Page text —
..........
RESPONDENT: United States
DOCKET NO.: 72
DECIDED BY: Warren Court (1955-1956)
LOWER COURT: United States Court of Appeals for the Second Circuit
ARGUED: Jan 16, 1956 / Jan 17, 1956
DECIDED: Mar 05, 1956
Facts of the case
Media for Costello v. United StatesAudio Transcription for Oral Argument - January 16, 1956 in Costello v. United States
Audio Transcription for Oral Argument - January 17, 1956 in Costello v. United States
Mr. Shilensky, you may proceed.
I've had the exceptional opportunity to being able to prepare my argument as an answer to the Court's questions which were opposed during yesterday's session.
I will proceed through it rather rapidly because I'd like to leave sometime for further questions by the Court after my prepared presentation.
Before proceeding, however, to answer the several questions, I would like to point out that there's been a tremendous narrowing of the issue on this appeal.
Originally, it was argued by the Solicitor as he did in his brief that the grand jury is a powerful secret largely uncontrolled body whose indictment is not reviewable by the courts.
This was based in part on Judge Hand's statement of 1910, that the grand jury was an irresponsible utterance of the community at large.
..........
Extracted information —
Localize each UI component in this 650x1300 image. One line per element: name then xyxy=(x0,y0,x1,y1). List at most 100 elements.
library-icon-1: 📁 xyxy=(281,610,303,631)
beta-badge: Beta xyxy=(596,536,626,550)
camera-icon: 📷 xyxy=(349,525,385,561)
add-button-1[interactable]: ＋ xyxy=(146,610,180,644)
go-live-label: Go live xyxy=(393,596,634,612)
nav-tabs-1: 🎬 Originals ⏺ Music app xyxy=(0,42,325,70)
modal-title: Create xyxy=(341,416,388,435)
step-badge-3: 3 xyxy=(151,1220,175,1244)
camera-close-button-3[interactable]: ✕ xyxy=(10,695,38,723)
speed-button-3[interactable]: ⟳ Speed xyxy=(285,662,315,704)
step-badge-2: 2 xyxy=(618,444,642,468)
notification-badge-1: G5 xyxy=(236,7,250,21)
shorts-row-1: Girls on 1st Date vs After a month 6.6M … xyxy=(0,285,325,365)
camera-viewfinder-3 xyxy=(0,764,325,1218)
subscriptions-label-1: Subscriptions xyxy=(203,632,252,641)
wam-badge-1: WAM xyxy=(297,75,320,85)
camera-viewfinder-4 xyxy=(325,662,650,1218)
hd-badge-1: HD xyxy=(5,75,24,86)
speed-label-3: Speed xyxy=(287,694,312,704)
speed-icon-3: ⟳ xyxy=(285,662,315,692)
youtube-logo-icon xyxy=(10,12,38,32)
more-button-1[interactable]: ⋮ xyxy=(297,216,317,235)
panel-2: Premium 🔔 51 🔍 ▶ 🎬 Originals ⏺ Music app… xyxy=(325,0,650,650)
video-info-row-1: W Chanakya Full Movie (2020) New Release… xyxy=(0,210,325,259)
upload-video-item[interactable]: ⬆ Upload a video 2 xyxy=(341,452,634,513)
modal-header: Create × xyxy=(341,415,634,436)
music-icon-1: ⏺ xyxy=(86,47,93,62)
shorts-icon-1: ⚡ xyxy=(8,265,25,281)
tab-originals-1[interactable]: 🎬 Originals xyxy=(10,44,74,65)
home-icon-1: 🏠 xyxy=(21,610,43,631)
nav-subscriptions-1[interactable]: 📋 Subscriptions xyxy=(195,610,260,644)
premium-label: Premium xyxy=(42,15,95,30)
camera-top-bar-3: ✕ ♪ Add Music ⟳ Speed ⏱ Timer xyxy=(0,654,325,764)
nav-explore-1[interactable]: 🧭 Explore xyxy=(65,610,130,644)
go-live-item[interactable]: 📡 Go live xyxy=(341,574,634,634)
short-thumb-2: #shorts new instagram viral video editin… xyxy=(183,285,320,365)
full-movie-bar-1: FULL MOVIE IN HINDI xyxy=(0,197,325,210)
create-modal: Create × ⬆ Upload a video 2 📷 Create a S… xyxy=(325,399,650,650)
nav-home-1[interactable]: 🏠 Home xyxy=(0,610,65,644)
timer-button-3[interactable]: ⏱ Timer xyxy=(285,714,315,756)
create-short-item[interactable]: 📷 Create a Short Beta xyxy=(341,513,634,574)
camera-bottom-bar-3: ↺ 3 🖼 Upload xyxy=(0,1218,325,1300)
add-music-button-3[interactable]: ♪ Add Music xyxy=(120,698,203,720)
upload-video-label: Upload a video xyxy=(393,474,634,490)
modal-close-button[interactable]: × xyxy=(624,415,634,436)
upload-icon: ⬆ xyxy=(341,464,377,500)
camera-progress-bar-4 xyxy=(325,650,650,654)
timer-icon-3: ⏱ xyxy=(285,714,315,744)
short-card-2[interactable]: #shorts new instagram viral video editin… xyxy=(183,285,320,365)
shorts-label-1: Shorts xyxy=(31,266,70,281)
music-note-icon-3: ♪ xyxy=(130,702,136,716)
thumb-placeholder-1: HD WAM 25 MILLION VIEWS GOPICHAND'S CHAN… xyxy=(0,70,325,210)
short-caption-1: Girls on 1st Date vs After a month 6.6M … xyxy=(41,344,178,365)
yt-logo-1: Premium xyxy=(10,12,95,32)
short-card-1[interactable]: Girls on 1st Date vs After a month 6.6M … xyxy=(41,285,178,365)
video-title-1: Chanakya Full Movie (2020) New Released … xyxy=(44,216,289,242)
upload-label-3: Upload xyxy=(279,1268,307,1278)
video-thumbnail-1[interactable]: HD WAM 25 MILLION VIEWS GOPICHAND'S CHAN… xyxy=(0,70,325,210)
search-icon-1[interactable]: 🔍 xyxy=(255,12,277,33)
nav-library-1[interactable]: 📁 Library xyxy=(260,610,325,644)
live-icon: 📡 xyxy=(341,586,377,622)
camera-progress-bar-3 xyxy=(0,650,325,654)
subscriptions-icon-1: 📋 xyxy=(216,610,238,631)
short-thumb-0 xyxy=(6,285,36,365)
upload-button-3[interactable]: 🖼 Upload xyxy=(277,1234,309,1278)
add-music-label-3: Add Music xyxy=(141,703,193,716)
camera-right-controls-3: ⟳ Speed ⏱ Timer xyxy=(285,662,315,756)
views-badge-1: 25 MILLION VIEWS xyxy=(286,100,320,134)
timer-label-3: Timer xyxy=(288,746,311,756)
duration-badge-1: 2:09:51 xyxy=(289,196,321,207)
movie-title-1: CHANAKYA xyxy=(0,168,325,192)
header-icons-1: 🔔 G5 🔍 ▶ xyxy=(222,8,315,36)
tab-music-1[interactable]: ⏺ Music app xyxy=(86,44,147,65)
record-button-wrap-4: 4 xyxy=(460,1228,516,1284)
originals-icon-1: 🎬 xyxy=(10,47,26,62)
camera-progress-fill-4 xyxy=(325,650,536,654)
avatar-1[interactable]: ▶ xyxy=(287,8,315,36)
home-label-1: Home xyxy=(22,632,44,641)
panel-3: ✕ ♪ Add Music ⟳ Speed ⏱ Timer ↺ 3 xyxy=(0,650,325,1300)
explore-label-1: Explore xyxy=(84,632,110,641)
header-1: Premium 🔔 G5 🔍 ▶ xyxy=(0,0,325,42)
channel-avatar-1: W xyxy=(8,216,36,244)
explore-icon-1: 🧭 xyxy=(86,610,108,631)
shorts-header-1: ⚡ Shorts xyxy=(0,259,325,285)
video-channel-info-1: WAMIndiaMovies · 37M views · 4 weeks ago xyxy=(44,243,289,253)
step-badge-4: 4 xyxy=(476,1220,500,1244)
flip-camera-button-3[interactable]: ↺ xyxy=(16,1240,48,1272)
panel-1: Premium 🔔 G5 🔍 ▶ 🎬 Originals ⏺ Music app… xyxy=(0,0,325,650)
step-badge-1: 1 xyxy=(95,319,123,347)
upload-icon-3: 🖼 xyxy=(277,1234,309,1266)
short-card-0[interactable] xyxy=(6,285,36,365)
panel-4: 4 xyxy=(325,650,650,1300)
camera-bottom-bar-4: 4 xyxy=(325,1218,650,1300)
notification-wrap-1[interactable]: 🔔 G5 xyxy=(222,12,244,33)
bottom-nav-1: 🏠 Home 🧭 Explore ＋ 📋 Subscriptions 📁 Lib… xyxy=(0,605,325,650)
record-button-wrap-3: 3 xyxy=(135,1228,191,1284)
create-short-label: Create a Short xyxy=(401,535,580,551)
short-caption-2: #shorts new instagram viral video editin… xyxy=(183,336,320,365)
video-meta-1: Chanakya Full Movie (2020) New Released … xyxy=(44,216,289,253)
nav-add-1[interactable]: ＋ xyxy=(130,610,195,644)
..........
Activity — Reproduce the page on Costello v. United States in full, word for word.

Task output —
RESPONDENT: United States
DOCKET NO.: 72
DECIDED BY: Warren Court (1955-1956)
LOWER COURT: United States Court of Appeals for the Second Circuit
ARGUED: Jan 16, 1956 / Jan 17, 1956
DECIDED: Mar 05, 1956
Facts of the case
Media for Costello v. United StatesAudio Transcription for Oral Argument - January 16, 1956 in Costello v. United States
Audio Transcription for Oral Argument - January 17, 1956 in Costello v. United States
Mr. Shilensky, you may proceed.
I've had the exceptional opportunity to being able to prepare my argument as an answer to the Court's questions which were opposed during yesterday's session.
I will proceed through it rather rapidly because I'd like to leave sometime for further questions by the Court after my prepared presentation.
Before proceeding, however, to answer the several questions, I would like to point out that there's been a tremendous narrowing of the issue on this appeal.
Originally, it was argued by the Solicitor as he did in his brief that the grand jury is a powerful secret largely uncontrolled body whose indictment is not reviewable by the courts.
This was based in part on Judge Hand's statement of 1910, that the grand jury was an irresponsible utterance of the community at large.